→ **GOAL**: Which lines hold the string "Obstruction"? Copy every one of them.

→ **INPUT**:
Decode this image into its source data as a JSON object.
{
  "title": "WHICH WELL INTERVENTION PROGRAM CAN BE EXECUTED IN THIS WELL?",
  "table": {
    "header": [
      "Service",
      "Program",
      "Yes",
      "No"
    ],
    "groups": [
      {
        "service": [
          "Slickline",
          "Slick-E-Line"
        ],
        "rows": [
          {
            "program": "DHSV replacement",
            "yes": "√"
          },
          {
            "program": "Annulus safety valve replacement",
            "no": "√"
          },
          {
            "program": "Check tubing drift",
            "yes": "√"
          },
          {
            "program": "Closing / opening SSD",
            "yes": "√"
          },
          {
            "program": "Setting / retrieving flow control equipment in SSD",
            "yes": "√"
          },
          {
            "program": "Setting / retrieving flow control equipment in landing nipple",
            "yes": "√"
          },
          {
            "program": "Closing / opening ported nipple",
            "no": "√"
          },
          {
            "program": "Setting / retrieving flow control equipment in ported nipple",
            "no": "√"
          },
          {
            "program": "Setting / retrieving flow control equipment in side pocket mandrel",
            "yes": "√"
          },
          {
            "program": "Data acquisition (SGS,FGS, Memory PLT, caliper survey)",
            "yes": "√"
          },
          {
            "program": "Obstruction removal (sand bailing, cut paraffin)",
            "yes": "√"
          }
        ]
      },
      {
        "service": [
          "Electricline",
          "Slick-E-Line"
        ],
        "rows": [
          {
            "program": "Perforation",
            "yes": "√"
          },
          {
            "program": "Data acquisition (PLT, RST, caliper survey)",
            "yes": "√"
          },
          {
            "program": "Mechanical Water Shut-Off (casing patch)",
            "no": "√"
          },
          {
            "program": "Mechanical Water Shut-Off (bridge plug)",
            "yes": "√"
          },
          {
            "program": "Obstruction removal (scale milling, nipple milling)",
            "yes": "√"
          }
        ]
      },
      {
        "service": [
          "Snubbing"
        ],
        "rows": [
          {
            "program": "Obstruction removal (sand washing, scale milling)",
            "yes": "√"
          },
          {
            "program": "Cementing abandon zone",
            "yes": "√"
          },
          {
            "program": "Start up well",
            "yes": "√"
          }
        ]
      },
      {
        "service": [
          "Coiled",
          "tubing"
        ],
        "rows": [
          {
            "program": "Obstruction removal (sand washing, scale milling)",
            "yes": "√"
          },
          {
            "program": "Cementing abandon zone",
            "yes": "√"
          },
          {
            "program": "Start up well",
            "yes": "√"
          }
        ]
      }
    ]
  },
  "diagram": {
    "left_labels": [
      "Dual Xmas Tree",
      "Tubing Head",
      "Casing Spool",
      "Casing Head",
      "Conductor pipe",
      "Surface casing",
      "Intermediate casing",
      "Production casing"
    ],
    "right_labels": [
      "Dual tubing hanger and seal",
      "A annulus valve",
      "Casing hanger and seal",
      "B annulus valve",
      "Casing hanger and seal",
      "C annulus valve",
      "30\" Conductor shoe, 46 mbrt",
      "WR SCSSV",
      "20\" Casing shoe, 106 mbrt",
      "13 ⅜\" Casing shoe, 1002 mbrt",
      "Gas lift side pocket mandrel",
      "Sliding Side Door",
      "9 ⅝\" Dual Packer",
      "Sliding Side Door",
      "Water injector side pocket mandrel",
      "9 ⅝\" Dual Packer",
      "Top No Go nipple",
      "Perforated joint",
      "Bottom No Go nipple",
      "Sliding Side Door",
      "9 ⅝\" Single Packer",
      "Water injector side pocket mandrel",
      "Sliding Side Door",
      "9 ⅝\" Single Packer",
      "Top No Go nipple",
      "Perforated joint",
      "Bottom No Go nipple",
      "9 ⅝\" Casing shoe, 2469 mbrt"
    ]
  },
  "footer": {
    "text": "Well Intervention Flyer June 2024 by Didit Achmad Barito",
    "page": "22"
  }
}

→ **SOLUTION TO THE EXERCISE**:
            "program": "Obstruction removal (sand bailing, cut paraffin)",
            "program": "Obstruction removal (scale milling, nipple milling)",
            "program": "Obstruction removal (sand washing, scale milling)",
            "program": "Obstruction removal (sand washing, scale milling)",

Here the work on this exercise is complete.